- [WHAT IS NEEDED] Copy every line, leaving nothing out and adding nothing.

- [RECORDS FOR THIS EXERCISE]
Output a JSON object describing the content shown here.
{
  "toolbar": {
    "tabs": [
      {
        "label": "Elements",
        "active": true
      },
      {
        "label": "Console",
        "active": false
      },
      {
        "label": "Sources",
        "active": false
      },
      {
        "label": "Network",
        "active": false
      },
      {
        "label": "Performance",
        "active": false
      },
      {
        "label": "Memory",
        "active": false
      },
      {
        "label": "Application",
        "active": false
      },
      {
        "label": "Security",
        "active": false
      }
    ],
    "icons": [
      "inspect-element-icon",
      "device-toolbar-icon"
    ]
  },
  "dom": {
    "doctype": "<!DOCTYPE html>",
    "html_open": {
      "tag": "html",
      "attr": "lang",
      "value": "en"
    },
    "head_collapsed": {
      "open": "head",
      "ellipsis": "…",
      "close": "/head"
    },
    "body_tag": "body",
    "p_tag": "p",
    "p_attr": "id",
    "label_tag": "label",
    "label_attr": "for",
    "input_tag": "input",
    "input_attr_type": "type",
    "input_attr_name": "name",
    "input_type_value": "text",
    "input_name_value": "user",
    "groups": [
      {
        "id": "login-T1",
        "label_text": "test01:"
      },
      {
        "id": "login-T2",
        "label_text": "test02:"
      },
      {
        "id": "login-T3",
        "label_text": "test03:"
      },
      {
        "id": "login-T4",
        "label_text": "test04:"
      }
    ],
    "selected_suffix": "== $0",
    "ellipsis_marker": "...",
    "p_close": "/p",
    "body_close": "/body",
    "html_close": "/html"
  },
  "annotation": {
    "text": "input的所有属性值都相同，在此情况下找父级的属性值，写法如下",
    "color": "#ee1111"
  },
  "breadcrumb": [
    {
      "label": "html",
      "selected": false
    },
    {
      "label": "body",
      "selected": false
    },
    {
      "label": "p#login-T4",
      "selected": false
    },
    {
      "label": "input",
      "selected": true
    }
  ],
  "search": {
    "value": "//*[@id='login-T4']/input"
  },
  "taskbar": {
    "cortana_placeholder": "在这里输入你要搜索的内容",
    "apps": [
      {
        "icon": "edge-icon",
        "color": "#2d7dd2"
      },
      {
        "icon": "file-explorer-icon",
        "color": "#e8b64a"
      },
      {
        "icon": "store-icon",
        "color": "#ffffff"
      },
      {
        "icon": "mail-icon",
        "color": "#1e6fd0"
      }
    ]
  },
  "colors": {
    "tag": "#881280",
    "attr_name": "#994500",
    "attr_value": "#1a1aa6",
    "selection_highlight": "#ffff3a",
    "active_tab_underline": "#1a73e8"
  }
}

- [RESPONSE TO THIS TASK]
Output a JSON object describing the content shown here.
{
  "toolbar": {
    "tabs": [
      {
        "label": "Elements",
        "active": true
      },
      {
        "label": "Console",
        "active": false
      },
      {
        "label": "Sources",
        "active": false
      },
      {
        "label": "Network",
        "active": false
      },
      {
        "label": "Performance",
        "active": false
      },
      {
        "label": "Memory",
        "active": false
      },
      {
        "label": "Application",
        "active": false
      },
      {
        "label": "Security",
        "active": false
      }
    ],
    "icons": [
      "inspect-element-icon",
      "device-toolbar-icon"
    ]
  },
  "dom": {
    "doctype": "<!DOCTYPE html>",
    "html_open": {
      "tag": "html",
      "attr": "lang",
      "value": "en"
    },
    "head_collapsed": {
      "open": "head",
      "ellipsis": "…",
      "close": "/head"
    },
    "body_tag": "body",
    "p_tag": "p",
    "p_attr": "id",
    "label_tag": "label",
    "label_attr": "for",
    "input_tag": "input",
    "input_attr_type": "type",
    "input_attr_name": "name",
    "input_type_value": "text",
    "input_name_value": "user",
    "groups": [
      {
        "id": "login-T1",
        "label_text": "test01:"
      },
      {
        "id": "login-T2",
        "label_text": "test02:"
      },
      {
        "id": "login-T3",
        "label_text": "test03:"
      },
      {
        "id": "login-T4",
        "label_text": "test04:"
      }
    ],
    "selected_suffix": "== $0",
    "ellipsis_marker": "...",
    "p_close": "/p",
    "body_close": "/body",
    "html_close": "/html"
  },
  "annotation": {
    "text": "input的所有属性值都相同，在此情况下找父级的属性值，写法如下",
    "color": "#ee1111"
  },
  "breadcrumb": [
    {
      "label": "html",
      "selected": false
    },
    {
      "label": "body",
      "selected": false
    },
    {
      "label": "p#login-T4",
      "selected": false
    },
    {
      "label": "input",
      "selected": true
    }
  ],
  "search": {
    "value": "//*[@id='login-T4']/input"
  },
  "taskbar": {
    "cortana_placeholder": "在这里输入你要搜索的内容",
    "apps": [
      {
        "icon": "edge-icon",
        "color": "#2d7dd2"
      },
      {
        "icon": "file-explorer-icon",
        "color": "#e8b64a"
      },
      {
        "icon": "store-icon",
        "color": "#ffffff"
      },
      {
        "icon": "mail-icon",
        "color": "#1e6fd0"
      }
    ]
  },
  "colors": {
    "tag": "#881280",
    "attr_name": "#994500",
    "attr_value": "#1a1aa6",
    "selection_highlight": "#ffff3a",
    "active_tab_underline": "#1a73e8"
  }
}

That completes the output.